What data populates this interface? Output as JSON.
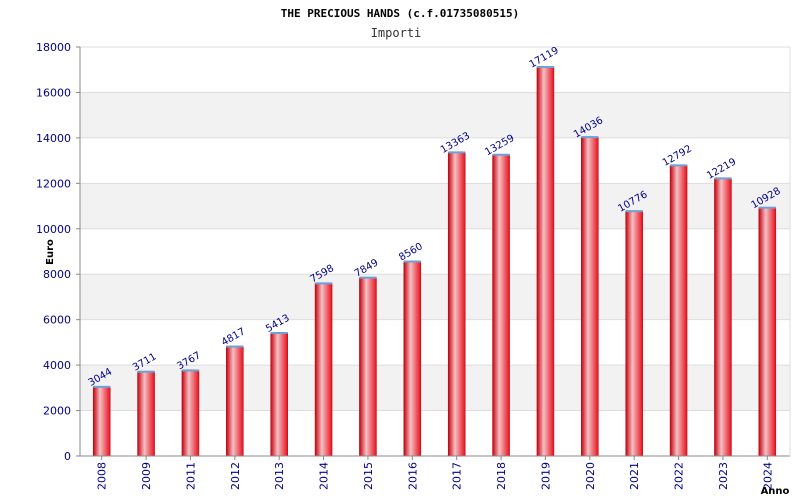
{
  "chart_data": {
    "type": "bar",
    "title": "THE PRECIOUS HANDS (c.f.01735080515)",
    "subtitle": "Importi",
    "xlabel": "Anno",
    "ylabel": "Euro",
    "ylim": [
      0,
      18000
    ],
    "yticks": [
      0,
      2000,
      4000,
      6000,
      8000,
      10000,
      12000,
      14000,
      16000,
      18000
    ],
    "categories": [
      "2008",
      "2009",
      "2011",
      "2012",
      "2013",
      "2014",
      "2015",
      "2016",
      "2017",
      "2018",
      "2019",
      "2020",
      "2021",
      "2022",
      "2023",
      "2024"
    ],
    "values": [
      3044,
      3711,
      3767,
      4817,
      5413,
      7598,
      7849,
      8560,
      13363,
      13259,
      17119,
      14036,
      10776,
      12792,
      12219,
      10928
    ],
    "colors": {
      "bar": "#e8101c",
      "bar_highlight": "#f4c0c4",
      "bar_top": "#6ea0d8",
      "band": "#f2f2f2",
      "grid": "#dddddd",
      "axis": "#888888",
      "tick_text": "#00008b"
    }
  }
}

▶ [Exercise objective] Word for word, quote the lines above. Omit the pictures.

▶ [Expected answer]
What data populates this interface? Output as JSON.
{
  "chart_data": {
    "type": "bar",
    "title": "THE PRECIOUS HANDS (c.f.01735080515)",
    "subtitle": "Importi",
    "xlabel": "Anno",
    "ylabel": "Euro",
    "ylim": [
      0,
      18000
    ],
    "yticks": [
      0,
      2000,
      4000,
      6000,
      8000,
      10000,
      12000,
      14000,
      16000,
      18000
    ],
    "categories": [
      "2008",
      "2009",
      "2011",
      "2012",
      "2013",
      "2014",
      "2015",
      "2016",
      "2017",
      "2018",
      "2019",
      "2020",
      "2021",
      "2022",
      "2023",
      "2024"
    ],
    "values": [
      3044,
      3711,
      3767,
      4817,
      5413,
      7598,
      7849,
      8560,
      13363,
      13259,
      17119,
      14036,
      10776,
      12792,
      12219,
      10928
    ],
    "colors": {
      "bar": "#e8101c",
      "bar_highlight": "#f4c0c4",
      "bar_top": "#6ea0d8",
      "band": "#f2f2f2",
      "grid": "#dddddd",
      "axis": "#888888",
      "tick_text": "#00008b"
    }
  }
}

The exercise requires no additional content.